EXTRAIT —
****


    Mais Philippe Aigrain ne saurait se résumer à cet aspect de militant du numérique. Il est aussi un poète, tant par ses oeuvres que par l’appui qu’il a essayé de porter constamment à la poésie vivante. En 2014, il a repris le flambeau de Publie.net , la maison d’édition créée par François Bon. Il a ainsi participé à construire une indispensable maison d’édition de poésie et de littérature contemporaine française, présentant un modèle hybride de livres imprimé et numériques.

    Philippe, tes intuitions, tes saines colères, ta détermination et la clarté de tes positions vont nous manquer.

    #Philippe_Aigrain #Libertés_numériques #Communs #Tristesse

  • Du côté des communs

    Bonjour,

    Comme vous le savez si vous suivez depuis longtemps le travail de C&F éditions, la question des communs est un des fondamentaux de notre politique éditoriale.

****

DONNÉES À EXAMINER —
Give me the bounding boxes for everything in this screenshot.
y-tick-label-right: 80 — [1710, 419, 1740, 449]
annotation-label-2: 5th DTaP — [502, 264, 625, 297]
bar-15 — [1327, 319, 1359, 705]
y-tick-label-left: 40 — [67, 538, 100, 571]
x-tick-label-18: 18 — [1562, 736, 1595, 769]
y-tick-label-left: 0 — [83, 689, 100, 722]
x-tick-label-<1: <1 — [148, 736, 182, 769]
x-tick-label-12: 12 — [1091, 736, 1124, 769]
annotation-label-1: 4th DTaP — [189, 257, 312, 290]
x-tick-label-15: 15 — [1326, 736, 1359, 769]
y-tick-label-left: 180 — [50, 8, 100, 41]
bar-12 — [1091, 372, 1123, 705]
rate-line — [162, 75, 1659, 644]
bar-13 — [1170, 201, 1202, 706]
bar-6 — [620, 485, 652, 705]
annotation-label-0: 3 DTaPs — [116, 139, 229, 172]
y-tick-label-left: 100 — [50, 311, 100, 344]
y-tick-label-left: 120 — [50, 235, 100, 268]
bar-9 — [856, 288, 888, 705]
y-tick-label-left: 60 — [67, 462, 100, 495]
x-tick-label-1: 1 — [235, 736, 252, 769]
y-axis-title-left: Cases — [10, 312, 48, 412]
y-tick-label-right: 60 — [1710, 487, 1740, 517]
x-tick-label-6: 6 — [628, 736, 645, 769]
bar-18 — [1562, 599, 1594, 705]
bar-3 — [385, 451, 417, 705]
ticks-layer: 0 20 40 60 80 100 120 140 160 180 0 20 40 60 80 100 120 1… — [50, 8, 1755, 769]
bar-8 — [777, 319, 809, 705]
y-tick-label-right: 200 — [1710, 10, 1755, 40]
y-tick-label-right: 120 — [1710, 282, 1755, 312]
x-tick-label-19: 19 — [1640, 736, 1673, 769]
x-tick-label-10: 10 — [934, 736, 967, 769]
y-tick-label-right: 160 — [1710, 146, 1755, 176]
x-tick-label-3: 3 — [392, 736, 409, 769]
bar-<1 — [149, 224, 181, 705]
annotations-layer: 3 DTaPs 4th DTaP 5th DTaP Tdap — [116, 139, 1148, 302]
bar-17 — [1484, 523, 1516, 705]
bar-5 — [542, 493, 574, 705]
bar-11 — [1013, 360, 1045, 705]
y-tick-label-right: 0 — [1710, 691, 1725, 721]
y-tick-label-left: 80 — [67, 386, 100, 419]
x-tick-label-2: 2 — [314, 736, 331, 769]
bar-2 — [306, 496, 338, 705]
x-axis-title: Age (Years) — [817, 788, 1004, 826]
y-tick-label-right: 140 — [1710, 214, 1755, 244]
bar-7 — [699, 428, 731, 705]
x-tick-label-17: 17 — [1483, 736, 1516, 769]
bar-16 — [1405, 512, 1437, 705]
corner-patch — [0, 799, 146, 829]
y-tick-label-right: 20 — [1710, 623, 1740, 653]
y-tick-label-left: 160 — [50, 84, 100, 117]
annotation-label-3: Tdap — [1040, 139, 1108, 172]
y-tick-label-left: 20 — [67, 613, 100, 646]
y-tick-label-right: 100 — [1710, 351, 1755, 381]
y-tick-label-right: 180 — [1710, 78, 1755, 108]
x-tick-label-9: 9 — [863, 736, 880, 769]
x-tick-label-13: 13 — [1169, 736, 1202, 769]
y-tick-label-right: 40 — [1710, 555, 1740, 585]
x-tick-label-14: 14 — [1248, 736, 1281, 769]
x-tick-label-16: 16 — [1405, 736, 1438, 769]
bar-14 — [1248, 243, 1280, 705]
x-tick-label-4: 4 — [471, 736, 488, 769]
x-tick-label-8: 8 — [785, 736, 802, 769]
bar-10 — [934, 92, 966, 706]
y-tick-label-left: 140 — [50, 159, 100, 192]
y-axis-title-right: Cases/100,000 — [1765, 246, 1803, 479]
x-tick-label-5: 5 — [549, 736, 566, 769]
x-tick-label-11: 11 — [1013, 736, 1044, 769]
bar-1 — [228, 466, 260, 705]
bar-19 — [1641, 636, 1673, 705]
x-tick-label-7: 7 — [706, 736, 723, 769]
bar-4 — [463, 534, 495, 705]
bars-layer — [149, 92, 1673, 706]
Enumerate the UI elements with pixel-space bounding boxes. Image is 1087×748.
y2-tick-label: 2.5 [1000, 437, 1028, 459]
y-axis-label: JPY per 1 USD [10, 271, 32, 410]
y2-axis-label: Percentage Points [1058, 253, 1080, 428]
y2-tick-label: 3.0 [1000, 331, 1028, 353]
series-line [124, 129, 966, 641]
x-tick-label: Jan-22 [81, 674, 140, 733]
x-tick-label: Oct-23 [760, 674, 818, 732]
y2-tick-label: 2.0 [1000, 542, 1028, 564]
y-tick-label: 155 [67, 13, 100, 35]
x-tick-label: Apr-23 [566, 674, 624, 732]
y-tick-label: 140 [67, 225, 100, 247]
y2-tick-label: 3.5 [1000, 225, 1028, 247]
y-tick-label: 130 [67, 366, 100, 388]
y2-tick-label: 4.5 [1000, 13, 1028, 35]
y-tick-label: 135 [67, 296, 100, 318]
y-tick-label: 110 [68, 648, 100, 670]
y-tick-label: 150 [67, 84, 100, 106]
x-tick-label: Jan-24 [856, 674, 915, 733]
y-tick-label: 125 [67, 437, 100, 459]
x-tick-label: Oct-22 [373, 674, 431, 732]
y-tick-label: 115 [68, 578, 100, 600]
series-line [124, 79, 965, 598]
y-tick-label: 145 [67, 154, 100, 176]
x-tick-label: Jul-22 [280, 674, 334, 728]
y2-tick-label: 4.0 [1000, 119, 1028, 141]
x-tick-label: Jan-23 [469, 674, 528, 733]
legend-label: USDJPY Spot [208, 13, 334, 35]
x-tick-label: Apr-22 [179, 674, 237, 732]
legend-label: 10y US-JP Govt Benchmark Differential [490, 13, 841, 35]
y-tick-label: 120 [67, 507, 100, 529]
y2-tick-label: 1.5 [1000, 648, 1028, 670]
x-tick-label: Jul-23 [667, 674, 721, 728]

****

OBJECTIF VISÉ —
Restituez l'extrait en entier, mot pour mot, sans la moindre modification.

ZONE DE RÉPONSE —

    Mais Philippe Aigrain ne saurait se résumer à cet aspect de militant du numérique. Il est aussi un poète, tant par ses oeuvres que par l’appui qu’il a essayé de porter constamment à la poésie vivante. En 2014, il a repris le flambeau de Publie.net , la maison d’édition créée par François Bon. Il a ainsi participé à construire une indispensable maison d’édition de poésie et de littérature contemporaine française, présentant un modèle hybride de livres imprimé et numériques.

    Philippe, tes intuitions, tes saines colères, ta détermination et la clarté de tes positions vont nous manquer.

    #Philippe_Aigrain #Libertés_numériques #Communs #Tristesse

  • Du côté des communs

    Bonjour,

    Comme vous le savez si vous suivez depuis longtemps le travail de C&F éditions, la question des communs est un des fondamentaux de notre politique éditoriale.